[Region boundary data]
--- START ---

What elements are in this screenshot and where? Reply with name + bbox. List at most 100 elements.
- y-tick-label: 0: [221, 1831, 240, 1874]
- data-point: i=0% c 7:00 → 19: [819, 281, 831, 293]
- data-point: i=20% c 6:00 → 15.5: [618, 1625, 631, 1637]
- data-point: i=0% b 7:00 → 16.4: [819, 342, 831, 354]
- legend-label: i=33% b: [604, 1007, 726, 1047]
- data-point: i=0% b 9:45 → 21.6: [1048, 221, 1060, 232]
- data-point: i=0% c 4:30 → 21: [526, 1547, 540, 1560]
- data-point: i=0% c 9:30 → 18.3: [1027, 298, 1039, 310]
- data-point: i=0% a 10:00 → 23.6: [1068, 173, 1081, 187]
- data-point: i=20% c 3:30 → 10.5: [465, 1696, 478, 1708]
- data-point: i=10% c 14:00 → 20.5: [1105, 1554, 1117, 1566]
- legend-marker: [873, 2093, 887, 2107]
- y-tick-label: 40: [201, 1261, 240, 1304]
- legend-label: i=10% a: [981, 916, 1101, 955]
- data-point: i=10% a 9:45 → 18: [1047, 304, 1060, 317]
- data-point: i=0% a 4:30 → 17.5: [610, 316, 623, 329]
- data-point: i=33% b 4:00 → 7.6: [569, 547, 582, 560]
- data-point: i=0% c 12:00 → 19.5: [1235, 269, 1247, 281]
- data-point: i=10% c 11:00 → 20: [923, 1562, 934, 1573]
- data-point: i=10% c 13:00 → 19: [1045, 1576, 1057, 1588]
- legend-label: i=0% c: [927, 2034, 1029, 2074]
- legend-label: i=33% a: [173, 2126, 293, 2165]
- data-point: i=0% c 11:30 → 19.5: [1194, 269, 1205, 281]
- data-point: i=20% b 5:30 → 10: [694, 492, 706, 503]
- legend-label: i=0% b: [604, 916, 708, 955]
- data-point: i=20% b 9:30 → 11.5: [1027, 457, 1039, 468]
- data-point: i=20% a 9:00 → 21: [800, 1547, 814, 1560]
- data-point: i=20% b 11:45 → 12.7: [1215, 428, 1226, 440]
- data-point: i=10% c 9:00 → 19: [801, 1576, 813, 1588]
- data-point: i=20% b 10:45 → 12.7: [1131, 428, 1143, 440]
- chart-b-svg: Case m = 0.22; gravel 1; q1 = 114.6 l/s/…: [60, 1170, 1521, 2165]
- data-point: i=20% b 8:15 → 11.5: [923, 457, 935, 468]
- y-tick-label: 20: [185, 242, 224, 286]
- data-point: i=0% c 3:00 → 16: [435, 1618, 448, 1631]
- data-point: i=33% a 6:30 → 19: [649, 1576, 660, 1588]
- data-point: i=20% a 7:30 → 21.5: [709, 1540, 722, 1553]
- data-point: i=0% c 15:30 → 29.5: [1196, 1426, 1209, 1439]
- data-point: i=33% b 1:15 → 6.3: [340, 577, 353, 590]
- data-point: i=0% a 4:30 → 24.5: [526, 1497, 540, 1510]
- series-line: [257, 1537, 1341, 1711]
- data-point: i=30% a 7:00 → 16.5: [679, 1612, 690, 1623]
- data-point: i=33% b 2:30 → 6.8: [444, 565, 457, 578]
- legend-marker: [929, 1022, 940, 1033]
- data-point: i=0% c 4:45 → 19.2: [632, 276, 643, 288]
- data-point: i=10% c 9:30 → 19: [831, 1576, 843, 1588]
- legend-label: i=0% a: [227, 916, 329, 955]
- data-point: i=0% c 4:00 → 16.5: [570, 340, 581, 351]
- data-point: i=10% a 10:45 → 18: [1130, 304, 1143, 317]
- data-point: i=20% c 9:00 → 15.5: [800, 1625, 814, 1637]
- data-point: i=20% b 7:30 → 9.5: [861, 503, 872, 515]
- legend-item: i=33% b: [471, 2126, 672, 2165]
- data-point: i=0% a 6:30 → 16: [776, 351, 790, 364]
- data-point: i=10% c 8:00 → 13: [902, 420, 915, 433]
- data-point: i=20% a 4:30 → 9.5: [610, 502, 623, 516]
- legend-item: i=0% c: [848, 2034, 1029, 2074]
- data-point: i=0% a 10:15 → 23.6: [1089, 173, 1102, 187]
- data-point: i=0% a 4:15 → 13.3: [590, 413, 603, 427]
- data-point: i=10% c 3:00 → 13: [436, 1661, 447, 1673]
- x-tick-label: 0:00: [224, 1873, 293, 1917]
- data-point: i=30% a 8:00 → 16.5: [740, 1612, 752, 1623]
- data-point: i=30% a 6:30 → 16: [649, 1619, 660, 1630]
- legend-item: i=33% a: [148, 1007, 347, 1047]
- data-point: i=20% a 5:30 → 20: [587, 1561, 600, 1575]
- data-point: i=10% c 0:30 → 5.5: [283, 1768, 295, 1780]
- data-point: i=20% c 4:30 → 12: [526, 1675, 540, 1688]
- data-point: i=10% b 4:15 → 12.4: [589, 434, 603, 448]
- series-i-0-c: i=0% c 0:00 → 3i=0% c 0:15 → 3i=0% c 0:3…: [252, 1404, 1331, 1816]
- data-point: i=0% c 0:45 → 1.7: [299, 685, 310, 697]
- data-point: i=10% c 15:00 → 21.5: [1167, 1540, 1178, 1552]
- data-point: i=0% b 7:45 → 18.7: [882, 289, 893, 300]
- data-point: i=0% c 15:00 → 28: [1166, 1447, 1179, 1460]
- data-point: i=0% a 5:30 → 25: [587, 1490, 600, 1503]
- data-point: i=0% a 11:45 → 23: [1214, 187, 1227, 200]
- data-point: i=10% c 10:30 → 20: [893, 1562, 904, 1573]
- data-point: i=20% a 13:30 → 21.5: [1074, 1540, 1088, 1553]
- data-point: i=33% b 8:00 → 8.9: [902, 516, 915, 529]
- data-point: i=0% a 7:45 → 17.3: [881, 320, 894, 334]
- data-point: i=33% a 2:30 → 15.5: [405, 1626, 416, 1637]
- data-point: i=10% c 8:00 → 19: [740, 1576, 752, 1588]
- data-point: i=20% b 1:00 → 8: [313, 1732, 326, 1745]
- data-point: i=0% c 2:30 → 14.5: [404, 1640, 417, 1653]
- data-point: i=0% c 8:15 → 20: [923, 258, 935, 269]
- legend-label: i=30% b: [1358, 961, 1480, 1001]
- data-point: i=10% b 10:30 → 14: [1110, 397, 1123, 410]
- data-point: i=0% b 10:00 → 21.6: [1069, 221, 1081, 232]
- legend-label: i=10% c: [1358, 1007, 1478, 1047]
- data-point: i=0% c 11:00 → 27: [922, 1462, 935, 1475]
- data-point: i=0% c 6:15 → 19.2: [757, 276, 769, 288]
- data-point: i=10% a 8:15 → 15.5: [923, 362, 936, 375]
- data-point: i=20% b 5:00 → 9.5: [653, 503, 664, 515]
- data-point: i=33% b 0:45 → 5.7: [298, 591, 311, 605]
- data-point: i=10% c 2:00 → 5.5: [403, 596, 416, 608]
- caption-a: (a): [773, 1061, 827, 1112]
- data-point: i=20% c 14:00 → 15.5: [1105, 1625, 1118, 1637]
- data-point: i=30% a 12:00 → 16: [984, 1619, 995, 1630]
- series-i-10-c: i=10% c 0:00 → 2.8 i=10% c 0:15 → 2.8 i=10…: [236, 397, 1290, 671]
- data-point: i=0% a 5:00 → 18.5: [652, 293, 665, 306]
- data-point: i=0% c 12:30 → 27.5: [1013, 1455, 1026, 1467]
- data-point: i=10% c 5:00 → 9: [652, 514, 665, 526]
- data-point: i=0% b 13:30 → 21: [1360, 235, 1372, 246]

--- END ---

Edit every one of the entries above so that "legend-label" becomes "legend-text" wherever it occurs, keeping everything else unchanged.

What elements are in this screenshot and where? Reply with name + bbox. List at most 100 elements.
- y-tick-label: 0: [221, 1831, 240, 1874]
- data-point: i=0% c 7:00 → 19: [819, 281, 831, 293]
- data-point: i=20% c 6:00 → 15.5: [618, 1625, 631, 1637]
- data-point: i=0% b 7:00 → 16.4: [819, 342, 831, 354]
- legend-text: i=33% b: [604, 1007, 726, 1047]
- data-point: i=0% b 9:45 → 21.6: [1048, 221, 1060, 232]
- data-point: i=0% c 4:30 → 21: [526, 1547, 540, 1560]
- data-point: i=0% c 9:30 → 18.3: [1027, 298, 1039, 310]
- data-point: i=0% a 10:00 → 23.6: [1068, 173, 1081, 187]
- data-point: i=20% c 3:30 → 10.5: [465, 1696, 478, 1708]
- data-point: i=10% c 14:00 → 20.5: [1105, 1554, 1117, 1566]
- legend-marker: [873, 2093, 887, 2107]
- y-tick-label: 40: [201, 1261, 240, 1304]
- legend-text: i=10% a: [981, 916, 1101, 955]
- data-point: i=10% a 9:45 → 18: [1047, 304, 1060, 317]
- data-point: i=0% a 4:30 → 17.5: [610, 316, 623, 329]
- data-point: i=33% b 4:00 → 7.6: [569, 547, 582, 560]
- data-point: i=0% c 12:00 → 19.5: [1235, 269, 1247, 281]
- data-point: i=10% c 11:00 → 20: [923, 1562, 934, 1573]
- data-point: i=10% c 13:00 → 19: [1045, 1576, 1057, 1588]
- legend-text: i=0% c: [927, 2034, 1029, 2074]
- legend-text: i=33% a: [173, 2126, 293, 2165]
- data-point: i=0% c 11:30 → 19.5: [1194, 269, 1205, 281]
- data-point: i=20% b 5:30 → 10: [694, 492, 706, 503]
- legend-text: i=0% b: [604, 916, 708, 955]
- data-point: i=20% b 9:30 → 11.5: [1027, 457, 1039, 468]
- data-point: i=20% a 9:00 → 21: [800, 1547, 814, 1560]
- data-point: i=20% b 11:45 → 12.7: [1215, 428, 1226, 440]
- data-point: i=10% c 9:00 → 19: [801, 1576, 813, 1588]
- data-point: i=20% b 10:45 → 12.7: [1131, 428, 1143, 440]
- chart-b-svg: Case m = 0.22; gravel 1; q1 = 114.6 l/s/…: [60, 1170, 1521, 2165]
- data-point: i=20% b 8:15 → 11.5: [923, 457, 935, 468]
- y-tick-label: 20: [185, 242, 224, 286]
- data-point: i=0% c 3:00 → 16: [435, 1618, 448, 1631]
- data-point: i=33% a 6:30 → 19: [649, 1576, 660, 1588]
- data-point: i=20% a 7:30 → 21.5: [709, 1540, 722, 1553]
- data-point: i=0% c 15:30 → 29.5: [1196, 1426, 1209, 1439]
- data-point: i=33% b 1:15 → 6.3: [340, 577, 353, 590]
- data-point: i=0% a 4:30 → 24.5: [526, 1497, 540, 1510]
- series-line: [257, 1537, 1341, 1711]
- data-point: i=30% a 7:00 → 16.5: [679, 1612, 690, 1623]
- data-point: i=33% b 2:30 → 6.8: [444, 565, 457, 578]
- legend-marker: [929, 1022, 940, 1033]
- data-point: i=0% c 4:45 → 19.2: [632, 276, 643, 288]
- data-point: i=10% c 9:30 → 19: [831, 1576, 843, 1588]
- legend-text: i=0% a: [227, 916, 329, 955]
- data-point: i=0% c 4:00 → 16.5: [570, 340, 581, 351]
- data-point: i=10% a 10:45 → 18: [1130, 304, 1143, 317]
- data-point: i=20% c 9:00 → 15.5: [800, 1625, 814, 1637]
- data-point: i=20% b 7:30 → 9.5: [861, 503, 872, 515]
- legend-item: i=33% b: [471, 2126, 672, 2165]
- data-point: i=0% a 6:30 → 16: [776, 351, 790, 364]
- data-point: i=10% c 8:00 → 13: [902, 420, 915, 433]
- data-point: i=20% a 4:30 → 9.5: [610, 502, 623, 516]
- legend-item: i=0% c: [848, 2034, 1029, 2074]
- data-point: i=0% a 10:15 → 23.6: [1089, 173, 1102, 187]
- data-point: i=0% a 4:15 → 13.3: [590, 413, 603, 427]
- data-point: i=10% c 3:00 → 13: [436, 1661, 447, 1673]
- x-tick-label: 0:00: [224, 1873, 293, 1917]
- data-point: i=30% a 8:00 → 16.5: [740, 1612, 752, 1623]
- data-point: i=30% a 6:30 → 16: [649, 1619, 660, 1630]
- legend-item: i=33% a: [148, 1007, 347, 1047]
- data-point: i=20% a 5:30 → 20: [587, 1561, 600, 1575]
- data-point: i=10% c 0:30 → 5.5: [283, 1768, 295, 1780]
- data-point: i=20% c 4:30 → 12: [526, 1675, 540, 1688]
- data-point: i=10% b 4:15 → 12.4: [589, 434, 603, 448]
- series-i-0-c: i=0% c 0:00 → 3i=0% c 0:15 → 3i=0% c 0:3…: [252, 1404, 1331, 1816]
- data-point: i=0% c 0:45 → 1.7: [299, 685, 310, 697]
- data-point: i=10% c 15:00 → 21.5: [1167, 1540, 1178, 1552]
- data-point: i=0% b 7:45 → 18.7: [882, 289, 893, 300]
- data-point: i=0% c 15:00 → 28: [1166, 1447, 1179, 1460]
- data-point: i=0% a 5:30 → 25: [587, 1490, 600, 1503]
- data-point: i=0% a 11:45 → 23: [1214, 187, 1227, 200]
- data-point: i=10% c 10:30 → 20: [893, 1562, 904, 1573]
- data-point: i=20% a 13:30 → 21.5: [1074, 1540, 1088, 1553]
- data-point: i=33% b 8:00 → 8.9: [902, 516, 915, 529]
- data-point: i=0% a 7:45 → 17.3: [881, 320, 894, 334]
- data-point: i=33% a 2:30 → 15.5: [405, 1626, 416, 1637]
- data-point: i=10% c 8:00 → 19: [740, 1576, 752, 1588]
- data-point: i=20% b 1:00 → 8: [313, 1732, 326, 1745]
- data-point: i=0% c 2:30 → 14.5: [404, 1640, 417, 1653]
- data-point: i=0% c 8:15 → 20: [923, 258, 935, 269]
- legend-text: i=30% b: [1358, 961, 1480, 1001]
- data-point: i=10% b 10:30 → 14: [1110, 397, 1123, 410]
- data-point: i=0% b 10:00 → 21.6: [1069, 221, 1081, 232]
- legend-text: i=10% c: [1358, 1007, 1478, 1047]
- data-point: i=0% c 11:00 → 27: [922, 1462, 935, 1475]
- data-point: i=0% c 6:15 → 19.2: [757, 276, 769, 288]
- data-point: i=10% a 8:15 → 15.5: [923, 362, 936, 375]
- data-point: i=20% b 5:00 → 9.5: [653, 503, 664, 515]
- data-point: i=33% b 0:45 → 5.7: [298, 591, 311, 605]
- data-point: i=10% c 2:00 → 5.5: [403, 596, 416, 608]
- caption-a: (a): [773, 1061, 827, 1112]
- data-point: i=20% c 14:00 → 15.5: [1105, 1625, 1118, 1637]
- data-point: i=30% a 12:00 → 16: [984, 1619, 995, 1630]
- series-i-10-c: i=10% c 0:00 → 2.8 i=10% c 0:15 → 2.8 i=10…: [236, 397, 1290, 671]
- data-point: i=0% a 5:00 → 18.5: [652, 293, 665, 306]
- data-point: i=0% c 12:30 → 27.5: [1013, 1455, 1026, 1467]
- data-point: i=10% c 5:00 → 9: [652, 514, 665, 526]
- data-point: i=0% b 13:30 → 21: [1360, 235, 1372, 246]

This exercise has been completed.